Written problem » Each entry below is to be extracted exactly.

Listing »
=-=-=

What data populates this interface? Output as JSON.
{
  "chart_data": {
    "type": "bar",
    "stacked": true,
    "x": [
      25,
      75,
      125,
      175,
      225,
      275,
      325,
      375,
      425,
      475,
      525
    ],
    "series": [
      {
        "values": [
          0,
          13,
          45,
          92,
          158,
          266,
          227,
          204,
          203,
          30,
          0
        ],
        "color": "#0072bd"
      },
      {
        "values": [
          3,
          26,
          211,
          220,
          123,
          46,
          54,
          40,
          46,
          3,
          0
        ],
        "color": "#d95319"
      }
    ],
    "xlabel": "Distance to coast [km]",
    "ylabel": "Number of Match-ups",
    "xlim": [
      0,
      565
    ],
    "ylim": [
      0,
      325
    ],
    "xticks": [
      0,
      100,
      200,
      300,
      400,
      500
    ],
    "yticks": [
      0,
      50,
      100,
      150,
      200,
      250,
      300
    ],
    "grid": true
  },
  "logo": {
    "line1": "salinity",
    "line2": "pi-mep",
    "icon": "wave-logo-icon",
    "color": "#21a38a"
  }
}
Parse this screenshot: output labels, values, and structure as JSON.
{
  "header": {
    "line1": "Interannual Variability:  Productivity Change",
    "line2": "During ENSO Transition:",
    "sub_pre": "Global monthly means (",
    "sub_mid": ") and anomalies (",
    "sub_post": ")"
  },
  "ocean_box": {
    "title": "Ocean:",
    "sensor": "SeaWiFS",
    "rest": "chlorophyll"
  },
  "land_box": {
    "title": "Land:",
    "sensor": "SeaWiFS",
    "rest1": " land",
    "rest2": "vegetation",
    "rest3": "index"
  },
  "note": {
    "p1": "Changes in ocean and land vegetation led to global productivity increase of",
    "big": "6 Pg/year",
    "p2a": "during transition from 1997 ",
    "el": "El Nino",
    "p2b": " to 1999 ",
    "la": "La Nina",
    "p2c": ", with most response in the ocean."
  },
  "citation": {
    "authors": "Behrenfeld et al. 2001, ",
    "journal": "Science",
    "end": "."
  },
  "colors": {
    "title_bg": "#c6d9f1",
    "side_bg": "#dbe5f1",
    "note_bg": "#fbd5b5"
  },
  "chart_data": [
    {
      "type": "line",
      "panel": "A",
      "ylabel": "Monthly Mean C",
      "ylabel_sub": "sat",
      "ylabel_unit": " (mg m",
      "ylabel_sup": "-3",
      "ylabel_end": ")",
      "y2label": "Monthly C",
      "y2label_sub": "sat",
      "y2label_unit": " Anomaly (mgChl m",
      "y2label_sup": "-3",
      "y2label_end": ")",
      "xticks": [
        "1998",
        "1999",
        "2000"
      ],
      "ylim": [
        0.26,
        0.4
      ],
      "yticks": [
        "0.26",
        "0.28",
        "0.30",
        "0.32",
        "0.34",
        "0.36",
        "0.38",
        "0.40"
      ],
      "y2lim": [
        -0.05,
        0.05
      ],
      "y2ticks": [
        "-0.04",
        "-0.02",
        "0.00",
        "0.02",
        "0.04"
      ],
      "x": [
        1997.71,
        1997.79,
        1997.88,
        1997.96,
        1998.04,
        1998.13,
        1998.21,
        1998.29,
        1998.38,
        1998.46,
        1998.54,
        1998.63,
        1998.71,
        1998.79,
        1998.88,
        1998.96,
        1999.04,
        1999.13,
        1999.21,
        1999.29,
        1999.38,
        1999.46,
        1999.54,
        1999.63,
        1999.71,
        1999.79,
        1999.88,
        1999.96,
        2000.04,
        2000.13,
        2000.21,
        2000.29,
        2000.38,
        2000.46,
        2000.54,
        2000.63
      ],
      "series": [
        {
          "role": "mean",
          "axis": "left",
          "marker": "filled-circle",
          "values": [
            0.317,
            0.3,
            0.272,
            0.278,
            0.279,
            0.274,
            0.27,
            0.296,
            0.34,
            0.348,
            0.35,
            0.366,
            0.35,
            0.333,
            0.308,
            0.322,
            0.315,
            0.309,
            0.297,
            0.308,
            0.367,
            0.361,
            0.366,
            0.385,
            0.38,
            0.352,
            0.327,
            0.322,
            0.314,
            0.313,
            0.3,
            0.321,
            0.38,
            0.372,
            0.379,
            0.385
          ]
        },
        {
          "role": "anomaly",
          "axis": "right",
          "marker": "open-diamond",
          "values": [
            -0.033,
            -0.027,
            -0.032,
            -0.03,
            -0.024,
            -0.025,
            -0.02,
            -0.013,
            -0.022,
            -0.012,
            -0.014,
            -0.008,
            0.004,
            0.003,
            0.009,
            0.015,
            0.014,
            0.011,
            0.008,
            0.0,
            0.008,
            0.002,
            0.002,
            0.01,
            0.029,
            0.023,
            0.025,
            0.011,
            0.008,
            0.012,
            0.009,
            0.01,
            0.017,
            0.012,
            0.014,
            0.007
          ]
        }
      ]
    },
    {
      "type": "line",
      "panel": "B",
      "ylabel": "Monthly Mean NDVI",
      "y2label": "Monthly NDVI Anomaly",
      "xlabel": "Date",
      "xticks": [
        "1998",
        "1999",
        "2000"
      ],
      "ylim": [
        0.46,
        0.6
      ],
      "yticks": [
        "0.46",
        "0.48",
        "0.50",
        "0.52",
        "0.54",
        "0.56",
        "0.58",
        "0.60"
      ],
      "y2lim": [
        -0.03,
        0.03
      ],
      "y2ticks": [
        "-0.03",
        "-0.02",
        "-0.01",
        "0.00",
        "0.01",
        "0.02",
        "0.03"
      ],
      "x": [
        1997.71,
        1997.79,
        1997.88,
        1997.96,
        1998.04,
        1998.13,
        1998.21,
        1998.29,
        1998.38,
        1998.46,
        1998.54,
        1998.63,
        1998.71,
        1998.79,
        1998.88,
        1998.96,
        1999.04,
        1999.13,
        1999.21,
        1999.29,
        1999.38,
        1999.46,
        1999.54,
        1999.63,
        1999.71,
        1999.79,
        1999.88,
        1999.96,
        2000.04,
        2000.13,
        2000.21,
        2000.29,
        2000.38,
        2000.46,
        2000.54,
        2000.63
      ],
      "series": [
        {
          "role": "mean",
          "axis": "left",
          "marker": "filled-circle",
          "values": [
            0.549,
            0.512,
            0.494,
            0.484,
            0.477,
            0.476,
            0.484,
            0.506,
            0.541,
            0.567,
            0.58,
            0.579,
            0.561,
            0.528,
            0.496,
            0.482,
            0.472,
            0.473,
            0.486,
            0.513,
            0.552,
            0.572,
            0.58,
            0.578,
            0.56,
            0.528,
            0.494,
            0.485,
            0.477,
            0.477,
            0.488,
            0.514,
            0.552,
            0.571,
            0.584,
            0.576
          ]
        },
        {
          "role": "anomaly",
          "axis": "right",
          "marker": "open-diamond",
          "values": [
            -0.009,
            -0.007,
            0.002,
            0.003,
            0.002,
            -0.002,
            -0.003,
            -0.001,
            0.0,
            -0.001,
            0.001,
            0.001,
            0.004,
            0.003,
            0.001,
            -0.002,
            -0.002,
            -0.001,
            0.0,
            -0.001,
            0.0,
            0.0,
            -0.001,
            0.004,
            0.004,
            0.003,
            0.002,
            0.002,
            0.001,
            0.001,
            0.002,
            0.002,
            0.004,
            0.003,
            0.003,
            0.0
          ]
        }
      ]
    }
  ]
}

=-=-=

Solution to this problem »
What data populates this interface? Output as JSON.
{
  "chart_data": {
    "type": "bar",
    "stacked": true,
    "x": [
      25,
      75,
      125,
      175,
      225,
      275,
      325,
      375,
      425,
      475,
      525
    ],
    "series": [
      {
        "values": [
          0,
          13,
          45,
          92,
          158,
          266,
          227,
          204,
          203,
          30,
          0
        ],
        "color": "#0072bd"
      },
      {
        "values": [
          3,
          26,
          211,
          220,
          123,
          46,
          54,
          40,
          46,
          3,
          0
        ],
        "color": "#d95319"
      }
    ],
    "xlabel": "Distance to coast [km]",
    "ylabel": "Number of Match-ups",
    "xlim": [
      0,
      565
    ],
    "ylim": [
      0,
      325
    ],
    "xticks": [
      0,
      100,
      200,
      300,
      400,
      500
    ],
    "yticks": [
      0,
      50,
      100,
      150,
      200,
      250,
      300
    ],
    "grid": true
  },
  "logo": {
    "line1": "salinity",
    "line2": "pi-mep",
    "icon": "wave-logo-icon",
    "color": "#21a38a"
  }
}
Parse this screenshot: output labels, values, and structure as JSON.
{
  "header": {
    "line1": "Interannual Variability:  Productivity Change",
    "line2": "During ENSO Transition:",
    "sub_pre": "Global monthly means (",
    "sub_mid": ") and anomalies (",
    "sub_post": ")"
  },
  "ocean_box": {
    "title": "Ocean:",
    "sensor": "SeaWiFS",
    "rest": "chlorophyll"
  },
  "land_box": {
    "title": "Land:",
    "sensor": "SeaWiFS",
    "rest1": " land",
    "rest2": "vegetation",
    "rest3": "index"
  },
  "note": {
    "p1": "Changes in ocean and land vegetation led to global productivity increase of",
    "big": "6 Pg/year",
    "p2a": "during transition from 1997 ",
    "el": "El Nino",
    "p2b": " to 1999 ",
    "la": "La Nina",
    "p2c": ", with most response in the ocean."
  },
  "citation": {
    "authors": "Behrenfeld et al. 2001, ",
    "journal": "Science",
    "end": "."
  },
  "colors": {
    "title_bg": "#c6d9f1",
    "side_bg": "#dbe5f1",
    "note_bg": "#fbd5b5"
  },
  "chart_data": [
    {
      "type": "line",
      "panel": "A",
      "ylabel": "Monthly Mean C",
      "ylabel_sub": "sat",
      "ylabel_unit": " (mg m",
      "ylabel_sup": "-3",
      "ylabel_end": ")",
      "y2label": "Monthly C",
      "y2label_sub": "sat",
      "y2label_unit": " Anomaly (mgChl m",
      "y2label_sup": "-3",
      "y2label_end": ")",
      "xticks": [
        "1998",
        "1999",
        "2000"
      ],
      "ylim": [
        0.26,
        0.4
      ],
      "yticks": [
        "0.26",
        "0.28",
        "0.30",
        "0.32",
        "0.34",
        "0.36",
        "0.38",
        "0.40"
      ],
      "y2lim": [
        -0.05,
        0.05
      ],
      "y2ticks": [
        "-0.04",
        "-0.02",
        "0.00",
        "0.02",
        "0.04"
      ],
      "x": [
        1997.71,
        1997.79,
        1997.88,
        1997.96,
        1998.04,
        1998.13,
        1998.21,
        1998.29,
        1998.38,
        1998.46,
        1998.54,
        1998.63,
        1998.71,
        1998.79,
        1998.88,
        1998.96,
        1999.04,
        1999.13,
        1999.21,
        1999.29,
        1999.38,
        1999.46,
        1999.54,
        1999.63,
        1999.71,
        1999.79,
        1999.88,
        1999.96,
        2000.04,
        2000.13,
        2000.21,
        2000.29,
        2000.38,
        2000.46,
        2000.54,
        2000.63
      ],
      "series": [
        {
          "role": "mean",
          "axis": "left",
          "marker": "filled-circle",
          "values": [
            0.317,
            0.3,
            0.272,
            0.278,
            0.279,
            0.274,
            0.27,
            0.296,
            0.34,
            0.348,
            0.35,
            0.366,
            0.35,
            0.333,
            0.308,
            0.322,
            0.315,
            0.309,
            0.297,
            0.308,
            0.367,
            0.361,
            0.366,
            0.385,
            0.38,
            0.352,
            0.327,
            0.322,
            0.314,
            0.313,
            0.3,
            0.321,
            0.38,
            0.372,
            0.379,
            0.385
          ]
        },
        {
          "role": "anomaly",
          "axis": "right",
          "marker": "open-diamond",
          "values": [
            -0.033,
            -0.027,
            -0.032,
            -0.03,
            -0.024,
            -0.025,
            -0.02,
            -0.013,
            -0.022,
            -0.012,
            -0.014,
            -0.008,
            0.004,
            0.003,
            0.009,
            0.015,
            0.014,
            0.011,
            0.008,
            0.0,
            0.008,
            0.002,
            0.002,
            0.01,
            0.029,
            0.023,
            0.025,
            0.011,
            0.008,
            0.012,
            0.009,
            0.01,
            0.017,
            0.012,
            0.014,
            0.007
          ]
        }
      ]
    },
    {
      "type": "line",
      "panel": "B",
      "ylabel": "Monthly Mean NDVI",
      "y2label": "Monthly NDVI Anomaly",
      "xlabel": "Date",
      "xticks": [
        "1998",
        "1999",
        "2000"
      ],
      "ylim": [
        0.46,
        0.6
      ],
      "yticks": [
        "0.46",
        "0.48",
        "0.50",
        "0.52",
        "0.54",
        "0.56",
        "0.58",
        "0.60"
      ],
      "y2lim": [
        -0.03,
        0.03
      ],
      "y2ticks": [
        "-0.03",
        "-0.02",
        "-0.01",
        "0.00",
        "0.01",
        "0.02",
        "0.03"
      ],
      "x": [
        1997.71,
        1997.79,
        1997.88,
        1997.96,
        1998.04,
        1998.13,
        1998.21,
        1998.29,
        1998.38,
        1998.46,
        1998.54,
        1998.63,
        1998.71,
        1998.79,
        1998.88,
        1998.96,
        1999.04,
        1999.13,
        1999.21,
        1999.29,
        1999.38,
        1999.46,
        1999.54,
        1999.63,
        1999.71,
        1999.79,
        1999.88,
        1999.96,
        2000.04,
        2000.13,
        2000.21,
        2000.29,
        2000.38,
        2000.46,
        2000.54,
        2000.63
      ],
      "series": [
        {
          "role": "mean",
          "axis": "left",
          "marker": "filled-circle",
          "values": [
            0.549,
            0.512,
            0.494,
            0.484,
            0.477,
            0.476,
            0.484,
            0.506,
            0.541,
            0.567,
            0.58,
            0.579,
            0.561,
            0.528,
            0.496,
            0.482,
            0.472,
            0.473,
            0.486,
            0.513,
            0.552,
            0.572,
            0.58,
            0.578,
            0.56,
            0.528,
            0.494,
            0.485,
            0.477,
            0.477,
            0.488,
            0.514,
            0.552,
            0.571,
            0.584,
            0.576
          ]
        },
        {
          "role": "anomaly",
          "axis": "right",
          "marker": "open-diamond",
          "values": [
            -0.009,
            -0.007,
            0.002,
            0.003,
            0.002,
            -0.002,
            -0.003,
            -0.001,
            0.0,
            -0.001,
            0.001,
            0.001,
            0.004,
            0.003,
            0.001,
            -0.002,
            -0.002,
            -0.001,
            0.0,
            -0.001,
            0.0,
            0.0,
            -0.001,
            0.004,
            0.004,
            0.003,
            0.002,
            0.002,
            0.001,
            0.001,
            0.002,
            0.002,
            0.004,
            0.003,
            0.003,
            0.0
          ]
        }
      ]
    }
  ]
}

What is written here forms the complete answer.